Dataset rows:
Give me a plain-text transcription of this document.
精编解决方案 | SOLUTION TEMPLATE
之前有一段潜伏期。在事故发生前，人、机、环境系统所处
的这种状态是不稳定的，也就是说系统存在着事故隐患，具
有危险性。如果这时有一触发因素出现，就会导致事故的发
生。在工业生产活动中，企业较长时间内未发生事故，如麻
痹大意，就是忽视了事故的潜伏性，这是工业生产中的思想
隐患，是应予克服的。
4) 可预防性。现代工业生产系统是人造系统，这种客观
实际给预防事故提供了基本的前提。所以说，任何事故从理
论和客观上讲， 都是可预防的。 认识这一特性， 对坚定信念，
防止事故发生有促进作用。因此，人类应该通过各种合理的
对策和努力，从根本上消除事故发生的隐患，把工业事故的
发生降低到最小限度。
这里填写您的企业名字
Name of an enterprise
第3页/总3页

— WHAT YOU ARE ASKED TO DO —
Reproduce each record exactly, leaving nothing out.

— SOLUTION TO THIS PROBLEM —
Give me a plain-text transcription of this document.
精编解决方案 | SOLUTION TEMPLATE
之前有一段潜伏期。在事故发生前，人、机、环境系统所处
的这种状态是不稳定的，也就是说系统存在着事故隐患，具
有危险性。如果这时有一触发因素出现，就会导致事故的发
生。在工业生产活动中，企业较长时间内未发生事故，如麻
痹大意，就是忽视了事故的潜伏性，这是工业生产中的思想
隐患，是应予克服的。
4) 可预防性。现代工业生产系统是人造系统，这种客观
实际给预防事故提供了基本的前提。所以说，任何事故从理
论和客观上讲， 都是可预防的。 认识这一特性， 对坚定信念，
防止事故发生有促进作用。因此，人类应该通过各种合理的
对策和努力，从根本上消除事故发生的隐患，把工业事故的
发生降低到最小限度。
这里填写您的企业名字
Name of an enterprise
第3页/总3页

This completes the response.